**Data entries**
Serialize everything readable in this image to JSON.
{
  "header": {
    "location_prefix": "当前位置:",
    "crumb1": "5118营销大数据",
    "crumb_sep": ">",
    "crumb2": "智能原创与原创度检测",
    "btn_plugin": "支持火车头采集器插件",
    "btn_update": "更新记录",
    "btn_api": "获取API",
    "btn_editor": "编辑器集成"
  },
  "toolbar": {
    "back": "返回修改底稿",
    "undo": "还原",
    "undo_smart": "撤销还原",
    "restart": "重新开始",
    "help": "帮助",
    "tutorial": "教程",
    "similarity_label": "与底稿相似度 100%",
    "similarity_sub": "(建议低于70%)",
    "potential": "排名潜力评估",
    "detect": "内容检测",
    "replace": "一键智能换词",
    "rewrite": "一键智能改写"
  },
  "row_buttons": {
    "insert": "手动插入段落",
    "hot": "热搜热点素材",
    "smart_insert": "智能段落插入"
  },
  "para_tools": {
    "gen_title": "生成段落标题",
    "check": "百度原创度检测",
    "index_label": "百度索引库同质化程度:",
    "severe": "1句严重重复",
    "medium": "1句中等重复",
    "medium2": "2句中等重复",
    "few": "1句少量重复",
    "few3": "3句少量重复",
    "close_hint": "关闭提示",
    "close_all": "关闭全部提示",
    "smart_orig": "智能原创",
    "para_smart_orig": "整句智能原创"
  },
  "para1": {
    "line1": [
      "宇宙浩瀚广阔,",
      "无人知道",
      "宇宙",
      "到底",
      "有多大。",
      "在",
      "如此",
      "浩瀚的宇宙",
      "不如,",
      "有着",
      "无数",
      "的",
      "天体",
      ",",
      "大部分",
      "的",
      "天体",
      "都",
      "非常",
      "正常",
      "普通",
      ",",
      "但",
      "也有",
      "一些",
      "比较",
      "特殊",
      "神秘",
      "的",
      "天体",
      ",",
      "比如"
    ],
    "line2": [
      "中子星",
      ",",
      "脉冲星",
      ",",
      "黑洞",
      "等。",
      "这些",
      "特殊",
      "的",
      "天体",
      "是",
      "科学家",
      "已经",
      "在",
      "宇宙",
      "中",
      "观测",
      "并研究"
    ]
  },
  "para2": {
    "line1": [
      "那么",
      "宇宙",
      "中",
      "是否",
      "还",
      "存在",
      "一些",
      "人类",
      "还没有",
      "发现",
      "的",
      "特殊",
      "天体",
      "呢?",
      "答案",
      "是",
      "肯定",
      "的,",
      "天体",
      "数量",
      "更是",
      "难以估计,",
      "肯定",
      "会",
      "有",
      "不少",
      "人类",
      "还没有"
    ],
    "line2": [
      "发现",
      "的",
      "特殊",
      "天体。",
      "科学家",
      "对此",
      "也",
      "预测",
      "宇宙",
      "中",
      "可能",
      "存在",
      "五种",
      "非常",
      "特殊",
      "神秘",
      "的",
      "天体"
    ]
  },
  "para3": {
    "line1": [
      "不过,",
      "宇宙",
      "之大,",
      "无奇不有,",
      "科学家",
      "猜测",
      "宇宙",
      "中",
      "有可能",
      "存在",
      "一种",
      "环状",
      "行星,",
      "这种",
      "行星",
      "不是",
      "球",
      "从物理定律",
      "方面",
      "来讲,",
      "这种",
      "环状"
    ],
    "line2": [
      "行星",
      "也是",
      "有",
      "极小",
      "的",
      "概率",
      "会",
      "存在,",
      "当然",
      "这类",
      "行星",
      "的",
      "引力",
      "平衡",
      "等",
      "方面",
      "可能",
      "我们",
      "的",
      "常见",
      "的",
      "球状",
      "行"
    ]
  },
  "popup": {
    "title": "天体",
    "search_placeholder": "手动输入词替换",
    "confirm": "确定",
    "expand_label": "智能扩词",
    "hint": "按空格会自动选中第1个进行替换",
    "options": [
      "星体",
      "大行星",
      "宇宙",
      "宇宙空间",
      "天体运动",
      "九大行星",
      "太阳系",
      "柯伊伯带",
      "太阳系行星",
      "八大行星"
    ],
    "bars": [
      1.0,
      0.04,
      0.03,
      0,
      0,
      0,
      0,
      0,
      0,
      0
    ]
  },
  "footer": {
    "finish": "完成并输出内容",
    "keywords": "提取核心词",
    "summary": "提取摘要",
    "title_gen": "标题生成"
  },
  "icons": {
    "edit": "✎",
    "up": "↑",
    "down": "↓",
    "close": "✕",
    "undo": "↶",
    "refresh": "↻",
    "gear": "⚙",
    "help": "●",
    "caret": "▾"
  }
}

**Task directions**
Return the listing above in its exact form.

**Completed exercise**
Serialize everything readable in this image to JSON.
{
  "header": {
    "location_prefix": "当前位置:",
    "crumb1": "5118营销大数据",
    "crumb_sep": ">",
    "crumb2": "智能原创与原创度检测",
    "btn_plugin": "支持火车头采集器插件",
    "btn_update": "更新记录",
    "btn_api": "获取API",
    "btn_editor": "编辑器集成"
  },
  "toolbar": {
    "back": "返回修改底稿",
    "undo": "还原",
    "undo_smart": "撤销还原",
    "restart": "重新开始",
    "help": "帮助",
    "tutorial": "教程",
    "similarity_label": "与底稿相似度 100%",
    "similarity_sub": "(建议低于70%)",
    "potential": "排名潜力评估",
    "detect": "内容检测",
    "replace": "一键智能换词",
    "rewrite": "一键智能改写"
  },
  "row_buttons": {
    "insert": "手动插入段落",
    "hot": "热搜热点素材",
    "smart_insert": "智能段落插入"
  },
  "para_tools": {
    "gen_title": "生成段落标题",
    "check": "百度原创度检测",
    "index_label": "百度索引库同质化程度:",
    "severe": "1句严重重复",
    "medium": "1句中等重复",
    "medium2": "2句中等重复",
    "few": "1句少量重复",
    "few3": "3句少量重复",
    "close_hint": "关闭提示",
    "close_all": "关闭全部提示",
    "smart_orig": "智能原创",
    "para_smart_orig": "整句智能原创"
  },
  "para1": {
    "line1": [
      "宇宙浩瀚广阔,",
      "无人知道",
      "宇宙",
      "到底",
      "有多大。",
      "在",
      "如此",
      "浩瀚的宇宙",
      "不如,",
      "有着",
      "无数",
      "的",
      "天体",
      ",",
      "大部分",
      "的",
      "天体",
      "都",
      "非常",
      "正常",
      "普通",
      ",",
      "但",
      "也有",
      "一些",
      "比较",
      "特殊",
      "神秘",
      "的",
      "天体",
      ",",
      "比如"
    ],
    "line2": [
      "中子星",
      ",",
      "脉冲星",
      ",",
      "黑洞",
      "等。",
      "这些",
      "特殊",
      "的",
      "天体",
      "是",
      "科学家",
      "已经",
      "在",
      "宇宙",
      "中",
      "观测",
      "并研究"
    ]
  },
  "para2": {
    "line1": [
      "那么",
      "宇宙",
      "中",
      "是否",
      "还",
      "存在",
      "一些",
      "人类",
      "还没有",
      "发现",
      "的",
      "特殊",
      "天体",
      "呢?",
      "答案",
      "是",
      "肯定",
      "的,",
      "天体",
      "数量",
      "更是",
      "难以估计,",
      "肯定",
      "会",
      "有",
      "不少",
      "人类",
      "还没有"
    ],
    "line2": [
      "发现",
      "的",
      "特殊",
      "天体。",
      "科学家",
      "对此",
      "也",
      "预测",
      "宇宙",
      "中",
      "可能",
      "存在",
      "五种",
      "非常",
      "特殊",
      "神秘",
      "的",
      "天体"
    ]
  },
  "para3": {
    "line1": [
      "不过,",
      "宇宙",
      "之大,",
      "无奇不有,",
      "科学家",
      "猜测",
      "宇宙",
      "中",
      "有可能",
      "存在",
      "一种",
      "环状",
      "行星,",
      "这种",
      "行星",
      "不是",
      "球",
      "从物理定律",
      "方面",
      "来讲,",
      "这种",
      "环状"
    ],
    "line2": [
      "行星",
      "也是",
      "有",
      "极小",
      "的",
      "概率",
      "会",
      "存在,",
      "当然",
      "这类",
      "行星",
      "的",
      "引力",
      "平衡",
      "等",
      "方面",
      "可能",
      "我们",
      "的",
      "常见",
      "的",
      "球状",
      "行"
    ]
  },
  "popup": {
    "title": "天体",
    "search_placeholder": "手动输入词替换",
    "confirm": "确定",
    "expand_label": "智能扩词",
    "hint": "按空格会自动选中第1个进行替换",
    "options": [
      "星体",
      "大行星",
      "宇宙",
      "宇宙空间",
      "天体运动",
      "九大行星",
      "太阳系",
      "柯伊伯带",
      "太阳系行星",
      "八大行星"
    ],
    "bars": [
      1.0,
      0.04,
      0.03,
      0,
      0,
      0,
      0,
      0,
      0,
      0
    ]
  },
  "footer": {
    "finish": "完成并输出内容",
    "keywords": "提取核心词",
    "summary": "提取摘要",
    "title_gen": "标题生成"
  },
  "icons": {
    "edit": "✎",
    "up": "↑",
    "down": "↓",
    "close": "✕",
    "undo": "↶",
    "refresh": "↻",
    "gear": "⚙",
    "help": "●",
    "caret": "▾"
  }
}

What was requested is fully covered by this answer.